- _EXERCISE_
Reply with nothing except the number of lines that contain the word "Andrew".

- _RECORDS FOR THIS TASK_
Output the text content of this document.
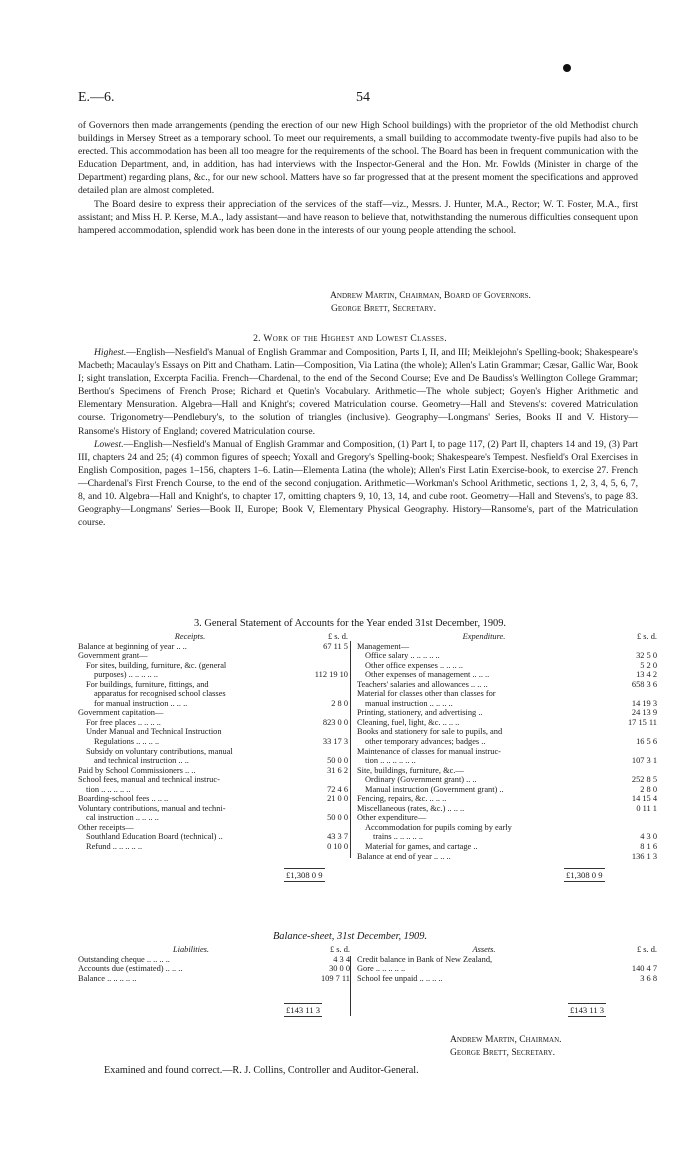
E.—6.	54

of Governors then made arrangements (pending the erection of our new High School buildings) with the proprietor of the old Methodist church buildings in Mersey Street as a temporary school. To meet our requirements, a small building to accommodate twenty-five pupils had also to be erected. This accommodation has been all too meagre for the requirements of the school. The Board has been in frequent communication with the Education Department, and, in addition, has had interviews with the Inspector-General and the Hon. Mr. Fowlds (Minister in charge of the Department) regarding plans, &c., for our new school. Matters have so far progressed that at the present moment the specifications and approved detailed plan are almost completed.

The Board desire to express their appreciation of the services of the staff—viz., Messrs. J. Hunter, M.A., Rector; W. T. Foster, M.A., first assistant; and Miss H. P. Kerse, M.A., lady assistant—and have reason to believe that, notwithstanding the numerous difficulties consequent upon hampered accommodation, splendid work has been done in the interests of our young people attending the school.

Andrew Martin, Chairman, Board of Governors.
George Brett, Secretary.
2. Work of the Highest and Lowest Classes.

Highest.—English—Nesfield's Manual of English Grammar and Composition, Parts I, II, and III; Meiklejohn's Spelling-book; Shakespeare's Macbeth; Macaulay's Essays on Pitt and Chatham. Latin—Composition, Via Latina (the whole); Allen's Latin Grammar; Cæsar, Gallic War, Book I; sight translation, Excerpta Facilia. French—Chardenal, to the end of the Second Course; Eve and De Baudiss's Wellington College Grammar; Berthou's Specimens of French Prose; Richard et Quetin's Vocabulary. Arithmetic—The whole subject; Goyen's Higher Arithmetic and Elementary Mensuration. Algebra—Hall and Knight's; covered Matriculation course. Geometry—Hall and Stevens's: covered Matriculation course. Trigonometry—Pendlebury's, to the solution of triangles (inclusive). Geography—Longmans' Series, Books II and V. History—Ransome's History of England; covered Matriculation course.

Lowest.—English—Nesfield's Manual of English Grammar and Composition, (1) Part I, to page 117, (2) Part II, chapters 14 and 19, (3) Part III, chapters 24 and 25; (4) common figures of speech; Yoxall and Gregory's Spelling-book; Shakespeare's Tempest. Nesfield's Oral Exercises in English Composition, pages 1–156, chapters 1–6. Latin—Elementa Latina (the whole); Allen's First Latin Exercise-book, to exercise 27. French—Chardenal's First French Course, to the end of the second conjugation. Arithmetic—Workman's School Arithmetic, sections 1, 2, 3, 4, 5, 6, 7, 8, and 10. Algebra—Hall and Knight's, to chapter 17, omitting chapters 9, 10, 13, 14, and cube root. Geometry—Hall and Stevens's, to page 83. Geography—Longmans' Series—Book II, Europe; Book V, Elementary Physical Geography. History—Ransome's, part of the Matriculation course.

3. General Statement of Accounts for the Year ended 31st December, 1909.
Receipts.	£ s. d.
Balance at beginning of year .. ..	67 11 5
Government grant—
For sites, building, furniture, &c. (general
purposes) .. .. .. .. ..	112 19 10
For buildings, furniture, fittings, and
apparatus for recognised school classes
for manual instruction .. .. ..	2 8 0
Government capitation—
For free places .. .. .. ..	823 0 0
Under Manual and Technical Instruction
Regulations .. .. .. ..	33 17 3
Subsidy on voluntary contributions, manual
and technical instruction .. ..	50 0 0
Paid by School Commissioners .. ..	31 6 2
School fees, manual and technical instruc-
tion .. .. .. .. ..	72 4 6
Boarding-school fees .. .. ..	21 0 0
Voluntary contributions, manual and techni-
cal instruction .. .. .. ..	50 0 0
Other receipts—
Southland Education Board (technical) ..	43 3 7
Refund .. .. .. .. ..	0 10 0
Expenditure.	£ s. d.
Management—
Office salary .. .. .. .. ..	32 5 0
Other office expenses .. .. .. ..	5 2 0
Other expenses of management .. .. ..	13 4 2
Teachers' salaries and allowances .. .. ..	658 3 6
Material for classes other than classes for
manual instruction .. .. .. ..	14 19 3
Printing, stationery, and advertising ..	24 13 9
Cleaning, fuel, light, &c. .. .. ..	17 15 11
Books and stationery for sale to pupils, and
other temporary advances; badges ..	16 5 6
Maintenance of classes for manual instruc-
tion .. .. .. .. .. ..	107 3 1
Site, buildings, furniture, &c.—
Ordinary (Government grant) .. ..	252 8 5
Manual instruction (Government grant) ..	2 8 0
Fencing, repairs, &c. .. .. ..	14 15 4
Miscellaneous (rates, &c.) .. .. ..	0 11 1
Other expenditure—
Accommodation for pupils coming by early
trains .. .. .. .. ..	4 3 0
Material for games, and cartage ..	8 1 6
Balance at end of year .. .. ..	136 1 3
£1,308 0 9	£1,308 0 9
Balance-sheet, 31st December, 1909.
Liabilities.	£ s. d.
Outstanding cheque .. .. .. ..	4 3 4
Accounts due (estimated) .. .. ..	30 0 0
Balance .. .. .. .. ..	109 7 11
Assets.	£ s. d.
Credit balance in Bank of New Zealand,
Gore .. .. .. .. ..	140 4 7
School fee unpaid .. .. .. ..	3 6 8
£143 11 3	£143 11 3
Andrew Martin, Chairman.
George Brett, Secretary.
Examined and found correct.—R. J. Collins, Controller and Auditor-General.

- _SOLUTION_
2